Your task is to locate every line holding the string "more" and to copy each of them.

-------

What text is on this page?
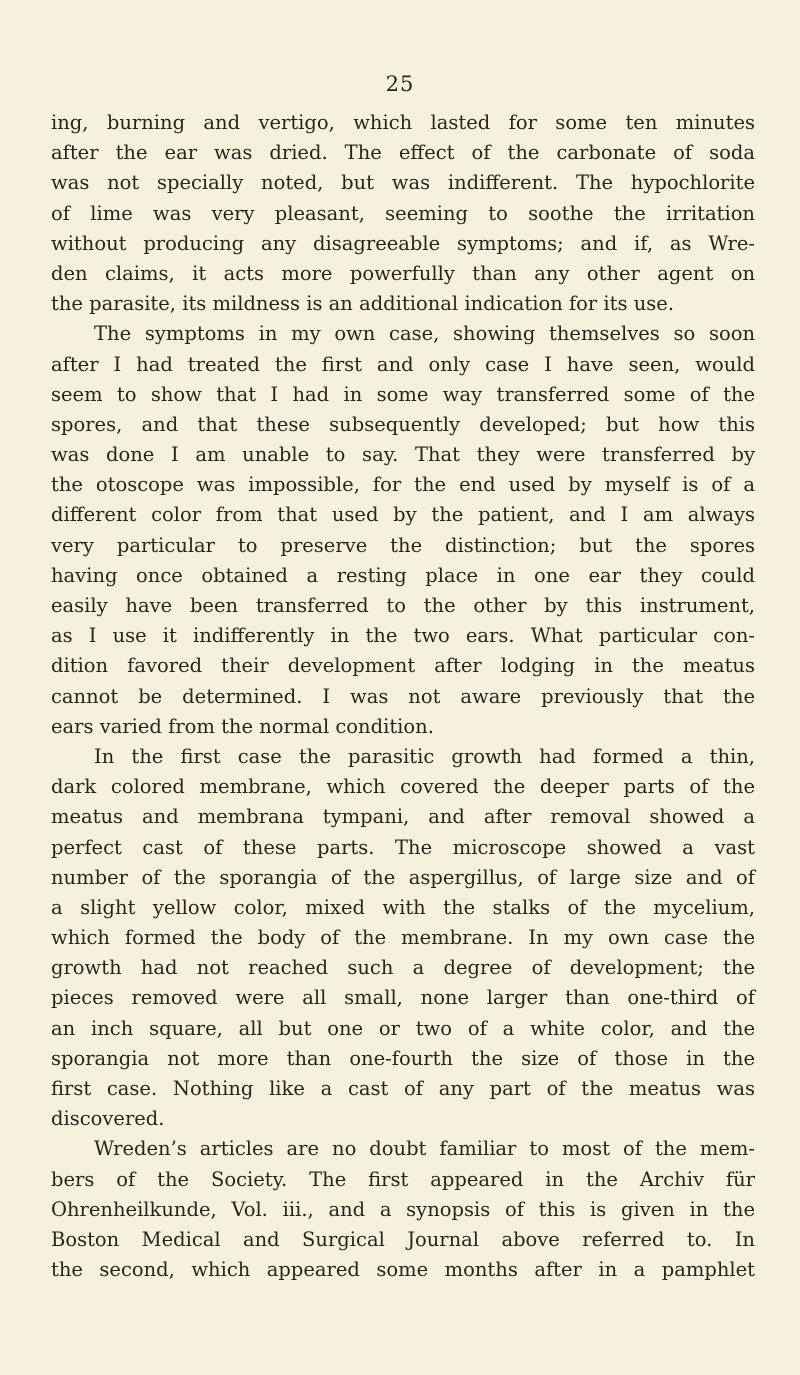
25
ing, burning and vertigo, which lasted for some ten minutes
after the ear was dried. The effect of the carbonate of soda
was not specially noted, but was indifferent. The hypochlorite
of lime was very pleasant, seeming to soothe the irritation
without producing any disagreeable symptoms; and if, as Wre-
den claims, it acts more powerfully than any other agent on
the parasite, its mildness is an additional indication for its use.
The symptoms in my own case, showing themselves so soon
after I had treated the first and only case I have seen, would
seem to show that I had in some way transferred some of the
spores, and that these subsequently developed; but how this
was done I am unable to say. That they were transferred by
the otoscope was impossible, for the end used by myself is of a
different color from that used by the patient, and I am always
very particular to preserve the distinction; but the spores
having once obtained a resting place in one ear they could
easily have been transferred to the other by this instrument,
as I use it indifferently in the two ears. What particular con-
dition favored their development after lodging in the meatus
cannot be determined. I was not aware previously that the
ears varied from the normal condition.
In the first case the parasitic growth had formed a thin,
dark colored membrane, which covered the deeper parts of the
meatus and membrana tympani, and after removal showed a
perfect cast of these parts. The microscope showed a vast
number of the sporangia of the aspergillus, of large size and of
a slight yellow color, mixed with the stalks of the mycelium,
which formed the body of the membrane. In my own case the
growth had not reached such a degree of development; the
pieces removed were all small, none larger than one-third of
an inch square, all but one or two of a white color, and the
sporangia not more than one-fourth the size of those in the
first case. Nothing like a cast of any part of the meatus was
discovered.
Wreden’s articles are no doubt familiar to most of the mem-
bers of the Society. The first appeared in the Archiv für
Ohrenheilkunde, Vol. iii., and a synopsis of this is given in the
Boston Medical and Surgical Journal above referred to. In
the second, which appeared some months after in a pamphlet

-------

◆ The result:
den claims, it acts more powerfully than any other agent on
sporangia not more than one-fourth the size of those in the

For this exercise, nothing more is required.